Listings of boxed layout items:
>>>>>

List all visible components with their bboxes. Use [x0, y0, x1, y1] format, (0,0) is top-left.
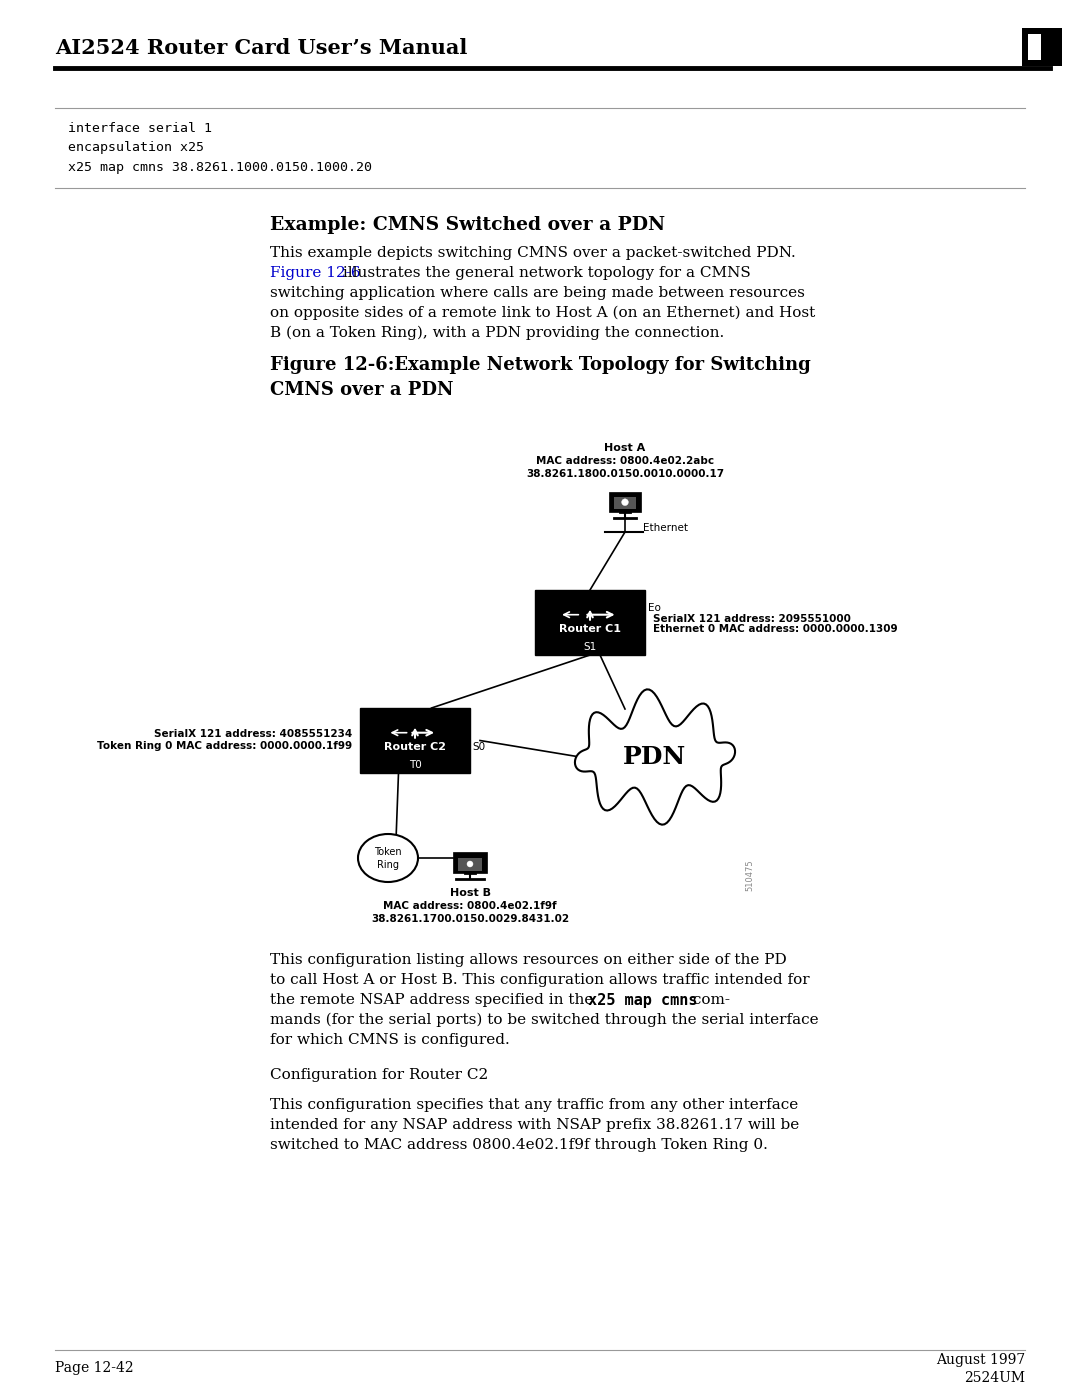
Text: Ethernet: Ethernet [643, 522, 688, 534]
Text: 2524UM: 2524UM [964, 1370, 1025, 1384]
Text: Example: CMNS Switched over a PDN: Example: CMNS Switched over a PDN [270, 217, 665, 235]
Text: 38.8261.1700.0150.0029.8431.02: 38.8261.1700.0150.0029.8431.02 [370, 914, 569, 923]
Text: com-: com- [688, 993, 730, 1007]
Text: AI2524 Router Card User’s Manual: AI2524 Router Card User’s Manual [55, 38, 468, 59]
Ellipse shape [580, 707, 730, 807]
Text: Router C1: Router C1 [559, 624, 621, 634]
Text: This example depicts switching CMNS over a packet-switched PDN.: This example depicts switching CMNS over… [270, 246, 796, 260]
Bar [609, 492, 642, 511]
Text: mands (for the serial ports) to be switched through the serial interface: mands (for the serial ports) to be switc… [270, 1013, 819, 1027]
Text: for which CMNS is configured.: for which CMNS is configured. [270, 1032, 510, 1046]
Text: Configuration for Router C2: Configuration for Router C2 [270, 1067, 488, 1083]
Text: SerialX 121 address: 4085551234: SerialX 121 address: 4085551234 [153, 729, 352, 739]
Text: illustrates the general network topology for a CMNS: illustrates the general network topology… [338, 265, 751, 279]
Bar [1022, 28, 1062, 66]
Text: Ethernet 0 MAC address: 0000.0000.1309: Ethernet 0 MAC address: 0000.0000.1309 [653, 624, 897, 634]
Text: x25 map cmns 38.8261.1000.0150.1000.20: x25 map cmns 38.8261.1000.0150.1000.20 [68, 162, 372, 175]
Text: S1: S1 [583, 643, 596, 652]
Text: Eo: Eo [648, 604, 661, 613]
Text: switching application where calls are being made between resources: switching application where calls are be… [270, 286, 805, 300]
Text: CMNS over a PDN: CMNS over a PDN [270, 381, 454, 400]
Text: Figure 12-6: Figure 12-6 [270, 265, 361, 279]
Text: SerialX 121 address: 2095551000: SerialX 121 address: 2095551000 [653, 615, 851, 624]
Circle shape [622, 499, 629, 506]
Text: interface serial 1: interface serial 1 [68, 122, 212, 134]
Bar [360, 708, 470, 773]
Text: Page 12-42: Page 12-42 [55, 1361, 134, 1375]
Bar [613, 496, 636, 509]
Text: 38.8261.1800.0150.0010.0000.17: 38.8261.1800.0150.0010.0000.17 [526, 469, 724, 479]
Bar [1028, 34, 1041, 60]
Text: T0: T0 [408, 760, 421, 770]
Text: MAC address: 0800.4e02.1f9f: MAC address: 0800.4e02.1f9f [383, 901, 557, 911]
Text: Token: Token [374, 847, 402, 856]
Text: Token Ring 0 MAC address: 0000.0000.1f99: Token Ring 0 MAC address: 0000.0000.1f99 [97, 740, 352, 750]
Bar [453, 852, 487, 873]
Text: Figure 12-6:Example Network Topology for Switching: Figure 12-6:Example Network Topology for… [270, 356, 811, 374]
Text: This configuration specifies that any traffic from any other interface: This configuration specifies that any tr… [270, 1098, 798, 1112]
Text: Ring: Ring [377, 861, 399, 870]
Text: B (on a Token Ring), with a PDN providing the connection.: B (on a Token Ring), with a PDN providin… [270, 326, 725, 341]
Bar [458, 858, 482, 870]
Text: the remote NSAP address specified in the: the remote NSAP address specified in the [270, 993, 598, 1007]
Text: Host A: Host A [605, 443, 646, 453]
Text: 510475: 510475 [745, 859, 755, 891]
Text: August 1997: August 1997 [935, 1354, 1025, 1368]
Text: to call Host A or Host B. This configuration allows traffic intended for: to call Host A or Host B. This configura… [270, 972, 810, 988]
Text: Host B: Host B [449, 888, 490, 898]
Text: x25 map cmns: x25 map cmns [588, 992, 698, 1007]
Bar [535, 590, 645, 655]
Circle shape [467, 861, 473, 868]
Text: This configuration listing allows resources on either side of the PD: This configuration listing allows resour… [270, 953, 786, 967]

<<<<<

* [Task objective]
Rewrite every line of the records, replacing "Host A" with "Server A" and keeping everything else the same. Leave out the pictures.

* [Finished exercise]
List all visible components with their bboxes. Use [x0, y0, x1, y1] format, (0,0) is top-left.
Text: Ethernet: Ethernet [643, 522, 688, 534]
Text: 2524UM: 2524UM [964, 1370, 1025, 1384]
Text: Example: CMNS Switched over a PDN: Example: CMNS Switched over a PDN [270, 217, 665, 235]
Text: 38.8261.1700.0150.0029.8431.02: 38.8261.1700.0150.0029.8431.02 [370, 914, 569, 923]
Text: com-: com- [688, 993, 730, 1007]
Text: AI2524 Router Card User’s Manual: AI2524 Router Card User’s Manual [55, 38, 468, 59]
Ellipse shape [580, 707, 730, 807]
Text: Router C1: Router C1 [559, 624, 621, 634]
Text: This example depicts switching CMNS over a packet-switched PDN.: This example depicts switching CMNS over… [270, 246, 796, 260]
Bar [609, 492, 642, 511]
Text: mands (for the serial ports) to be switched through the serial interface: mands (for the serial ports) to be switc… [270, 1013, 819, 1027]
Text: for which CMNS is configured.: for which CMNS is configured. [270, 1032, 510, 1046]
Text: Configuration for Router C2: Configuration for Router C2 [270, 1067, 488, 1083]
Text: SerialX 121 address: 4085551234: SerialX 121 address: 4085551234 [153, 729, 352, 739]
Text: illustrates the general network topology for a CMNS: illustrates the general network topology… [338, 265, 751, 279]
Bar [1022, 28, 1062, 66]
Text: Ethernet 0 MAC address: 0000.0000.1309: Ethernet 0 MAC address: 0000.0000.1309 [653, 624, 897, 634]
Text: x25 map cmns 38.8261.1000.0150.1000.20: x25 map cmns 38.8261.1000.0150.1000.20 [68, 162, 372, 175]
Text: S1: S1 [583, 643, 596, 652]
Text: Eo: Eo [648, 604, 661, 613]
Text: switching application where calls are being made between resources: switching application where calls are be… [270, 286, 805, 300]
Text: CMNS over a PDN: CMNS over a PDN [270, 381, 454, 400]
Text: Figure 12-6: Figure 12-6 [270, 265, 361, 279]
Text: SerialX 121 address: 2095551000: SerialX 121 address: 2095551000 [653, 615, 851, 624]
Circle shape [622, 499, 629, 506]
Text: interface serial 1: interface serial 1 [68, 122, 212, 134]
Bar [360, 708, 470, 773]
Text: Page 12-42: Page 12-42 [55, 1361, 134, 1375]
Bar [613, 496, 636, 509]
Text: 38.8261.1800.0150.0010.0000.17: 38.8261.1800.0150.0010.0000.17 [526, 469, 724, 479]
Bar [1028, 34, 1041, 60]
Text: T0: T0 [408, 760, 421, 770]
Text: MAC address: 0800.4e02.1f9f: MAC address: 0800.4e02.1f9f [383, 901, 557, 911]
Text: Token: Token [374, 847, 402, 856]
Text: Token Ring 0 MAC address: 0000.0000.1f99: Token Ring 0 MAC address: 0000.0000.1f99 [97, 740, 352, 750]
Bar [453, 852, 487, 873]
Text: Figure 12-6:Example Network Topology for Switching: Figure 12-6:Example Network Topology for… [270, 356, 811, 374]
Text: This configuration specifies that any traffic from any other interface: This configuration specifies that any tr… [270, 1098, 798, 1112]
Text: Ring: Ring [377, 861, 399, 870]
Text: B (on a Token Ring), with a PDN providing the connection.: B (on a Token Ring), with a PDN providin… [270, 326, 725, 341]
Bar [458, 858, 482, 870]
Text: the remote NSAP address specified in the: the remote NSAP address specified in the [270, 993, 598, 1007]
Text: Server A: Server A [605, 443, 646, 453]
Text: 510475: 510475 [745, 859, 755, 891]
Text: August 1997: August 1997 [935, 1354, 1025, 1368]
Text: to call Server A or Host B. This configuration allows traffic intended for: to call Server A or Host B. This configura… [270, 972, 810, 988]
Text: Host B: Host B [449, 888, 490, 898]
Text: x25 map cmns: x25 map cmns [588, 992, 698, 1007]
Bar [535, 590, 645, 655]
Circle shape [467, 861, 473, 868]
Text: This configuration listing allows resources on either side of the PD: This configuration listing allows resour… [270, 953, 786, 967]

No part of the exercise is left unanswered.